### Records for this task

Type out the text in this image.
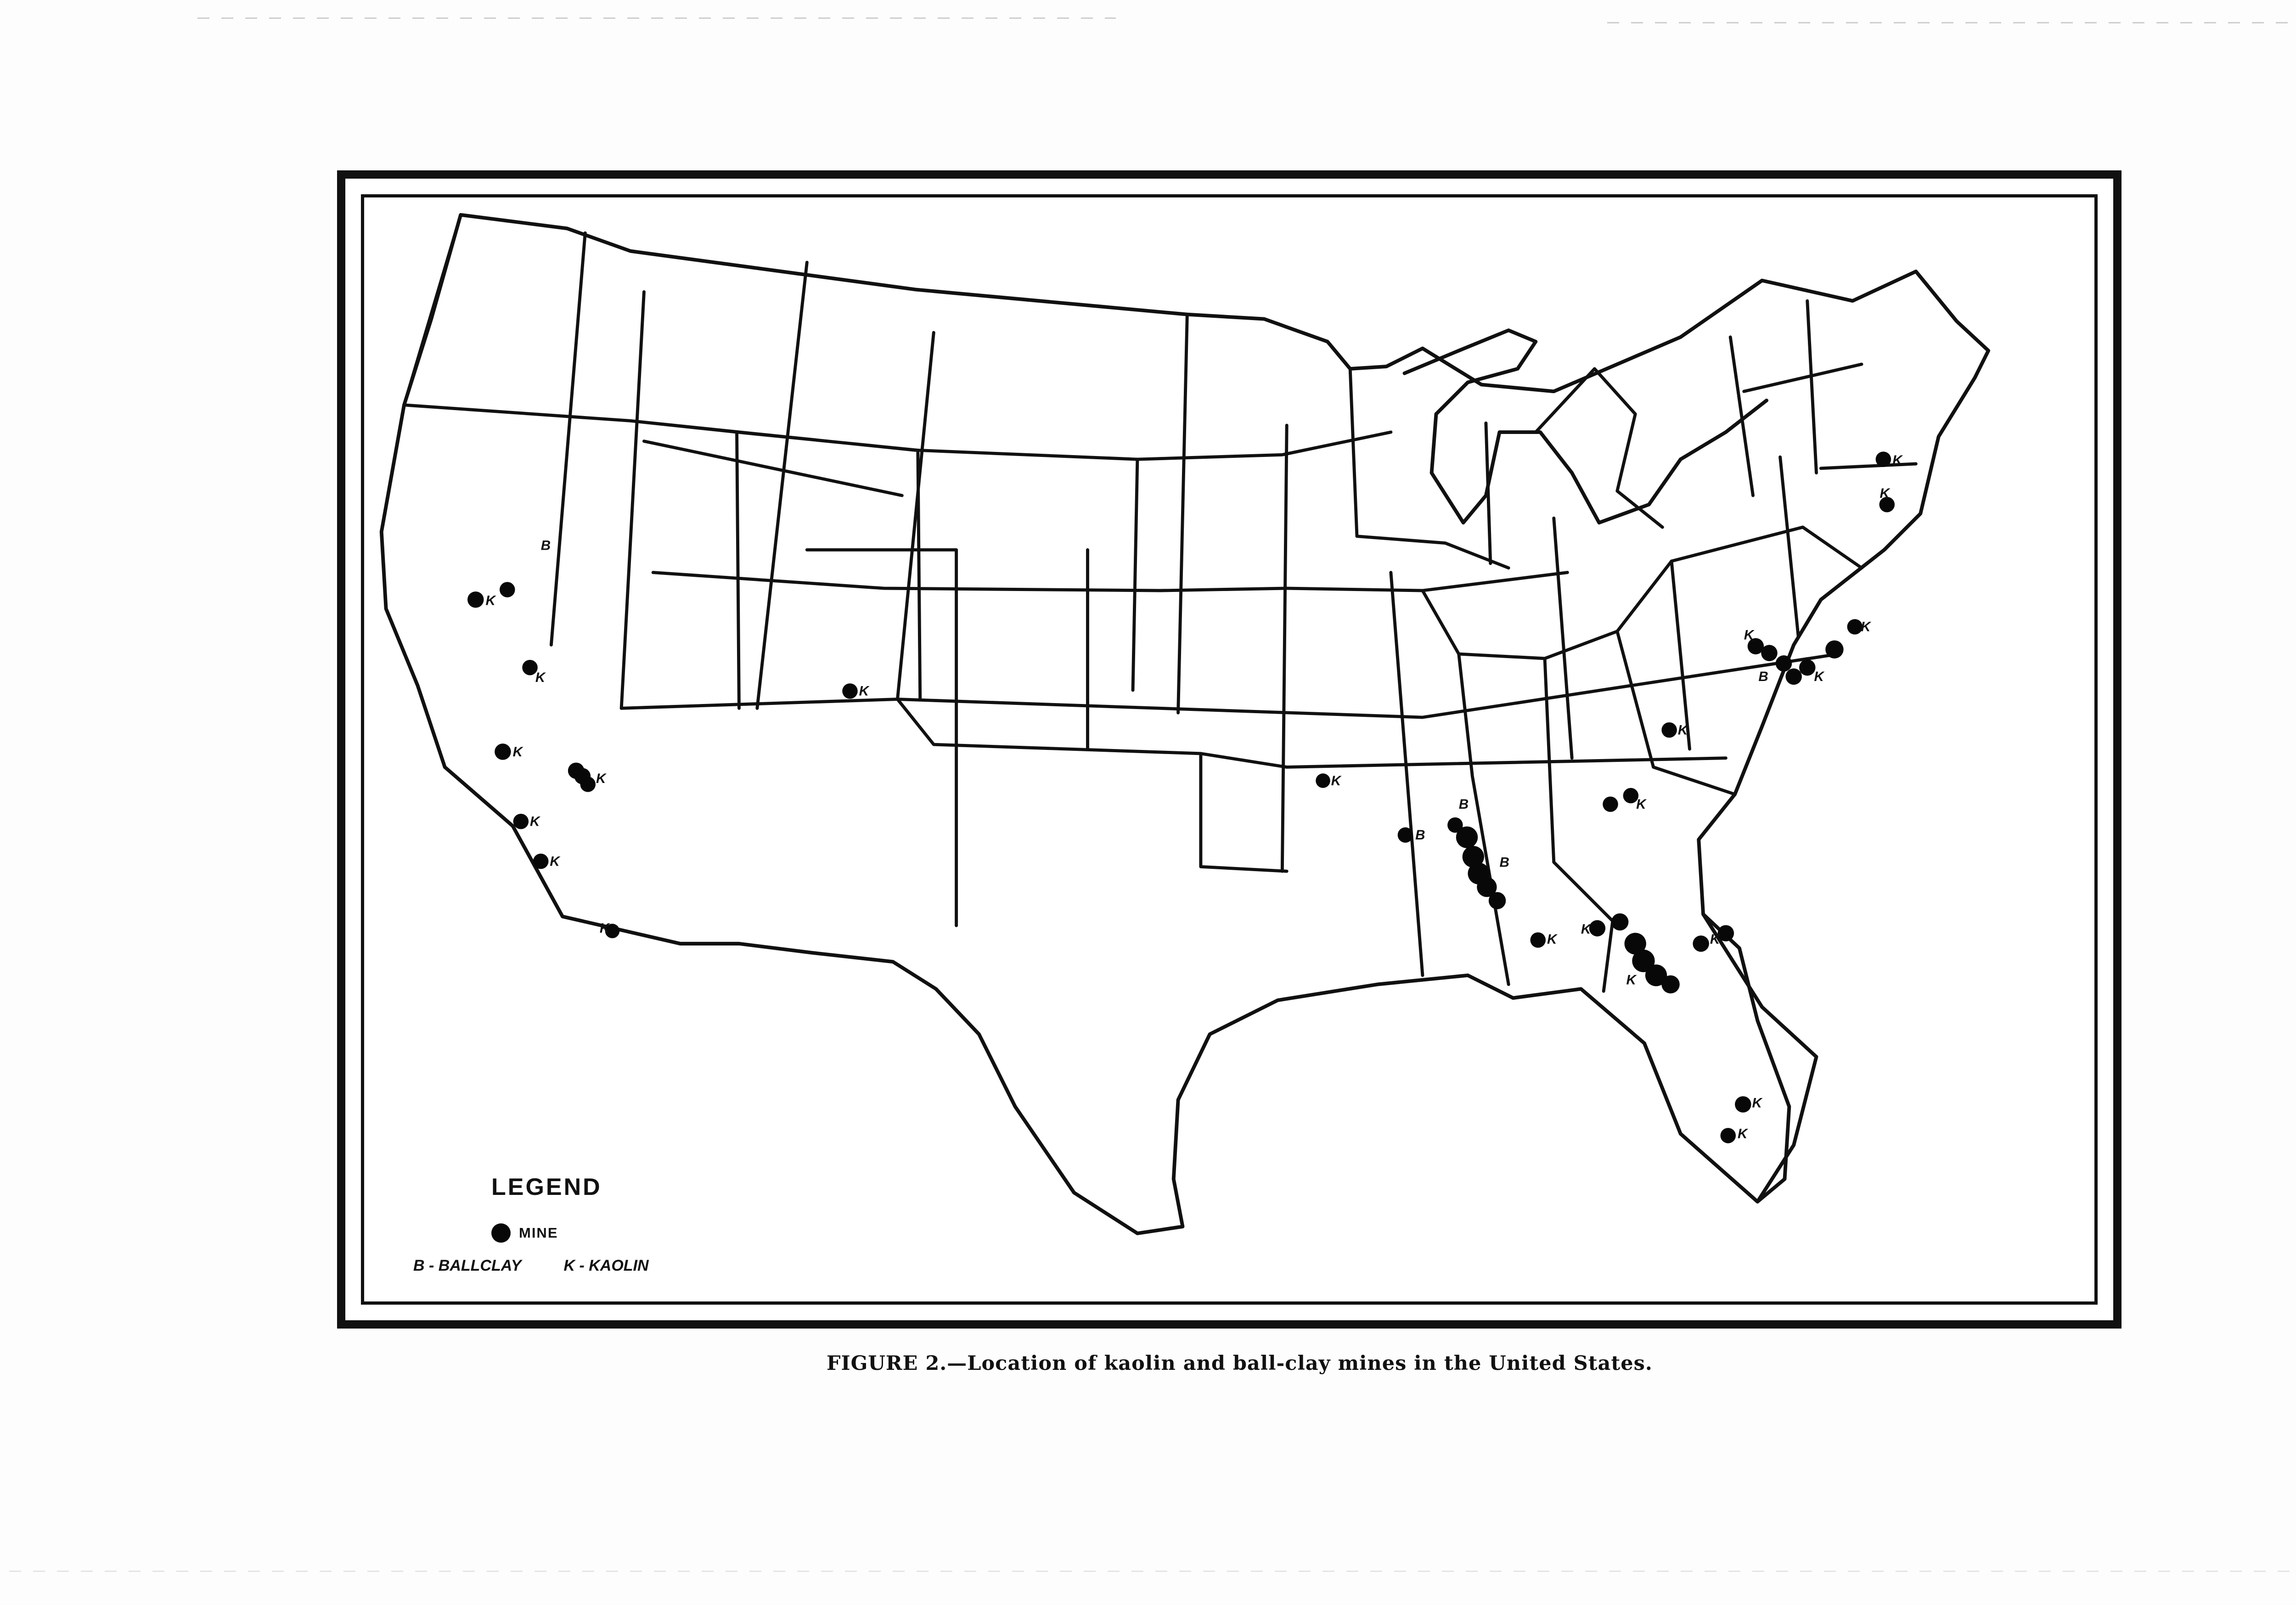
K
B
K
K
K
K
K
K
K
K
B
B
B
K
K
K
K
K
K
K
K
K
B	K
K
K
K
LEGEND
MINE
B - BALLCLAY	K - KAOLIN
FIGURE 2.—Location of kaolin and ball-clay mines in the United States.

### Exercise requirements
Transcribe every record above exactly, leaving out the pictures.

### Written response
Type out the text in this image.
K
B
K
K
K
K
K
K
K
K
B
B
B
K
K
K
K
K
K
K
K
K
B	K
K
K
K
LEGEND
MINE
B - BALLCLAY	K - KAOLIN
FIGURE 2.—Location of kaolin and ball-clay mines in the United States.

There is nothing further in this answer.